Task requirements. Identify every line in the records below that contains the word "trang", and copy each of those lines.

** Begin Records for processing **

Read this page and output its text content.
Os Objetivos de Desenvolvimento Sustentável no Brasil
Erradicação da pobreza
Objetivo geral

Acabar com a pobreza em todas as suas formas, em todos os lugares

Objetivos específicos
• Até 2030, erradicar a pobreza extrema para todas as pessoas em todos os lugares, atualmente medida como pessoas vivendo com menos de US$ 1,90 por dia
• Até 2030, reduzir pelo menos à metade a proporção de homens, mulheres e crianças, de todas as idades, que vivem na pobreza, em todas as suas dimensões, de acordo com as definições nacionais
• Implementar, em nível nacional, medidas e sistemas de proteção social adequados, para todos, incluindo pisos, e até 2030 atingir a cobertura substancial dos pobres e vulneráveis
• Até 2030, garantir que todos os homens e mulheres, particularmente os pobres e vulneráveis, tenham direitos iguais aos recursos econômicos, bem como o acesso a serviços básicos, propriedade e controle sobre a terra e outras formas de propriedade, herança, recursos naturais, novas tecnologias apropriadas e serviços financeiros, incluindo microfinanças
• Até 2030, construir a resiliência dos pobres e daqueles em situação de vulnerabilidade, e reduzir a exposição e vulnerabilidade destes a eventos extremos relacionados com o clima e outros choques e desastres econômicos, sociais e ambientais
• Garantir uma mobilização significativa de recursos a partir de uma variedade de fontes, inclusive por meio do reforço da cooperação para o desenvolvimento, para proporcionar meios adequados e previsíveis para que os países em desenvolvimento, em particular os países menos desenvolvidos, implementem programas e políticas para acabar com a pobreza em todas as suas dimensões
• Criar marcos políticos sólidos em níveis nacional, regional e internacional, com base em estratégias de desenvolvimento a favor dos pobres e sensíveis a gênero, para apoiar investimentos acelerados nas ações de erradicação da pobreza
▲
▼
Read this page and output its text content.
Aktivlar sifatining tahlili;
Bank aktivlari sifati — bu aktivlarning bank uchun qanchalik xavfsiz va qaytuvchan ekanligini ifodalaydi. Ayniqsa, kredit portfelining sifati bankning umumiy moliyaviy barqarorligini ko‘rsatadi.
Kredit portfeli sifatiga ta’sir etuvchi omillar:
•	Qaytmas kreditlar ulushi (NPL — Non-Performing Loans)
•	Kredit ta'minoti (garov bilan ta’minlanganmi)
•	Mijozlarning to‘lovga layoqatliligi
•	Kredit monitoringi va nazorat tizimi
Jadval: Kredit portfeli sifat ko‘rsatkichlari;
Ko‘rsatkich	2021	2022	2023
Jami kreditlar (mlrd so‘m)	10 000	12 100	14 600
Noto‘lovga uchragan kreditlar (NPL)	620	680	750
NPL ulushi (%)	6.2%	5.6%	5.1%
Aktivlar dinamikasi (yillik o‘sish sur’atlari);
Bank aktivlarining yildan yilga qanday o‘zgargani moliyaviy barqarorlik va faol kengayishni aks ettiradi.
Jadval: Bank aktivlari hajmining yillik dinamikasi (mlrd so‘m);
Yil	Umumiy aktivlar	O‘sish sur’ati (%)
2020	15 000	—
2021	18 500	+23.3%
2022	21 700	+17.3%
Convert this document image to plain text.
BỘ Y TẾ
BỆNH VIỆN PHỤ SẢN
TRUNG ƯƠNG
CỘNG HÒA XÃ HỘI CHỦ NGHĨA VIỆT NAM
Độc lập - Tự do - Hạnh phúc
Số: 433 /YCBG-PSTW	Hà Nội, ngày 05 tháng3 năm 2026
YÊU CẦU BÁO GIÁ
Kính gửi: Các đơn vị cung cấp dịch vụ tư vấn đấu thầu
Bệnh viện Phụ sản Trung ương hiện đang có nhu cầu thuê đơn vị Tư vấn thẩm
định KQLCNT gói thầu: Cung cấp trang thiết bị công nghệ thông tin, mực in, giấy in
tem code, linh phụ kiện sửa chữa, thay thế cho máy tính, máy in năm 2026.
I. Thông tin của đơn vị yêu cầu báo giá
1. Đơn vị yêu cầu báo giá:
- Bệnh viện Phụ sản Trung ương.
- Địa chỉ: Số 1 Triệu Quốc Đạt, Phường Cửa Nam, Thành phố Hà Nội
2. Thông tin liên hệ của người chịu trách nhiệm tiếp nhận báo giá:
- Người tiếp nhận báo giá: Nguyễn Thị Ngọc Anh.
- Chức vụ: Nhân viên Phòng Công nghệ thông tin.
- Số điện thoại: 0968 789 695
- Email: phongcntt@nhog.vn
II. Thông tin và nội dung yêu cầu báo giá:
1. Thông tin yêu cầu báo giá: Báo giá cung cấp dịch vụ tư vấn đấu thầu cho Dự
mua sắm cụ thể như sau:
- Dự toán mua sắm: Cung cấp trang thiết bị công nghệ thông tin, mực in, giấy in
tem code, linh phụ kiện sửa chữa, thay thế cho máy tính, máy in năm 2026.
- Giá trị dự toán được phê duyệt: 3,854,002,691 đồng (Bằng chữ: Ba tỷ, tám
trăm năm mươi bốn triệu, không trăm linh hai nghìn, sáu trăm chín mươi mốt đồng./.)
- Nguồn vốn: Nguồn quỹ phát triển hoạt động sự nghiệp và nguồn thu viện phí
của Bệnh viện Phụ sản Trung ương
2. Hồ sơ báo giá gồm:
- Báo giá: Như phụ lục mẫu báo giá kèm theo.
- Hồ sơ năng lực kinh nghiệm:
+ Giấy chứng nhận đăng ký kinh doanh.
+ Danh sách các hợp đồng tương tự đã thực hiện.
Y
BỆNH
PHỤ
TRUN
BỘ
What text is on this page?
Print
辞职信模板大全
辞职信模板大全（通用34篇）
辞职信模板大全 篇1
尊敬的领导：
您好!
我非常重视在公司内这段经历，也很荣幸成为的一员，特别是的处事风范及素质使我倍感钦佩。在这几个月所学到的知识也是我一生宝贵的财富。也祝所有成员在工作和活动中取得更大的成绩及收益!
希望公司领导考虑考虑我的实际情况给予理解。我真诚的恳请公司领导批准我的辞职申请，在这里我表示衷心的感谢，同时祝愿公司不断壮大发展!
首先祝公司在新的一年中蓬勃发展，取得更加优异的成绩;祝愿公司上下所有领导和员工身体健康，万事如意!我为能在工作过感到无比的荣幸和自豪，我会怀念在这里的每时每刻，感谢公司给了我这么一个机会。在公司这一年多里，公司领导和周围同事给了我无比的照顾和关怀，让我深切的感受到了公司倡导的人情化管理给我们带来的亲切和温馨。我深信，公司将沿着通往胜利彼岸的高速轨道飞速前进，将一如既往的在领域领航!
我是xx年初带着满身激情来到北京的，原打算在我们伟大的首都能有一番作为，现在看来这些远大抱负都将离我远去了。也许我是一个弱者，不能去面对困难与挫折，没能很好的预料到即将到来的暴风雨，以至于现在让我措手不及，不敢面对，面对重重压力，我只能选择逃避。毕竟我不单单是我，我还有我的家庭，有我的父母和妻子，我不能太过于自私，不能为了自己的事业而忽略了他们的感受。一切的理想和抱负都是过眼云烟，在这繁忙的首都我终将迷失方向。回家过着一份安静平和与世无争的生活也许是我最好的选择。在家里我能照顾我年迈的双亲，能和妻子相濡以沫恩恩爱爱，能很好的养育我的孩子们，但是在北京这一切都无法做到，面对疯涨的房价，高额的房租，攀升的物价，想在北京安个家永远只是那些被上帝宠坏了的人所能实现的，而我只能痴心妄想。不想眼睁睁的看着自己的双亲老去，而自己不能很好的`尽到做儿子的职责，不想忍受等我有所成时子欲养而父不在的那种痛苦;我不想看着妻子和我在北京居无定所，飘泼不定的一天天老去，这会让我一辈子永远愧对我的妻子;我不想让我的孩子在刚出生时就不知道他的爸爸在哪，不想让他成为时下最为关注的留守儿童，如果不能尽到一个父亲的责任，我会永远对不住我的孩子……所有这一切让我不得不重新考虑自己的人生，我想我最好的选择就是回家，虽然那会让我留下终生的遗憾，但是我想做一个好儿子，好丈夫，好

** End Records for processing **

Response for this exercise.
định KQLCNT gói thầu: Cung cấp trang thiết bị công nghệ thông tin, mực in, giấy in
- Dự toán mua sắm: Cung cấp trang thiết bị công nghệ thông tin, mực in, giấy in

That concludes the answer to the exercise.